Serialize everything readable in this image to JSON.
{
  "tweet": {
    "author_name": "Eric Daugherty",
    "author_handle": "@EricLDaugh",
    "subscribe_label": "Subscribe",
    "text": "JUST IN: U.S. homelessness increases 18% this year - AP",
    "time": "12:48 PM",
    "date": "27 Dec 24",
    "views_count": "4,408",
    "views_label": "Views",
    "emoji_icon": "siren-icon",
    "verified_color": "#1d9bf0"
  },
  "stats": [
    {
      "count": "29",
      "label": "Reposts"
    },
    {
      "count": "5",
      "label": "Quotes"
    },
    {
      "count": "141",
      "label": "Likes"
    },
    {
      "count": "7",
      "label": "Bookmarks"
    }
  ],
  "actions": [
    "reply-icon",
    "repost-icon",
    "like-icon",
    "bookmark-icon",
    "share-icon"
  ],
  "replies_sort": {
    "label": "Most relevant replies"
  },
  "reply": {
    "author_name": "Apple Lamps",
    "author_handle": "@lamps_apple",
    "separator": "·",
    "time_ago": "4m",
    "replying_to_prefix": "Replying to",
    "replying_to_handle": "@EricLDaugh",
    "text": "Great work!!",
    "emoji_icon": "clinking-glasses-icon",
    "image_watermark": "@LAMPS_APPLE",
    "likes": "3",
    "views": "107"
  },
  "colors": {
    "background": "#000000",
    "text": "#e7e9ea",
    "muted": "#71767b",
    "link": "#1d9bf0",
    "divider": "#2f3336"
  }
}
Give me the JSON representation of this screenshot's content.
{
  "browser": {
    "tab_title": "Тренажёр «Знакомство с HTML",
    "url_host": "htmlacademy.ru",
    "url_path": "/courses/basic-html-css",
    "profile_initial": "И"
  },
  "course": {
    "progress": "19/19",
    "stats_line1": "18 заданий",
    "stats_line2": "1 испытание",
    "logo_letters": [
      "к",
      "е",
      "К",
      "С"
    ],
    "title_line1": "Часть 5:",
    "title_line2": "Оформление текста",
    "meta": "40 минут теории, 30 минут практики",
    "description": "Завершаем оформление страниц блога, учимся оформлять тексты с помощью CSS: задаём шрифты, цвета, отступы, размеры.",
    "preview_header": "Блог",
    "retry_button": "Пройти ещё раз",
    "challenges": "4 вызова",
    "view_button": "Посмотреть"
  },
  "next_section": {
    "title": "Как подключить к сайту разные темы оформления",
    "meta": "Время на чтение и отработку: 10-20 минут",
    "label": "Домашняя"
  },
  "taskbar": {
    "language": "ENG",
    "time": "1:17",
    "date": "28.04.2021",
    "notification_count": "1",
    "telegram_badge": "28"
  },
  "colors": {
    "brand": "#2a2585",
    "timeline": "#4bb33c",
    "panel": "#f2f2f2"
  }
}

▬▬▬

§ **Direction**
Your task is to gather every line with the word "text" and copy it.

§ **Full output**
    "text": "JUST IN: U.S. homelessness increases 18% this year - AP",
    "text": "Great work!!",
    "text": "#e7e9ea",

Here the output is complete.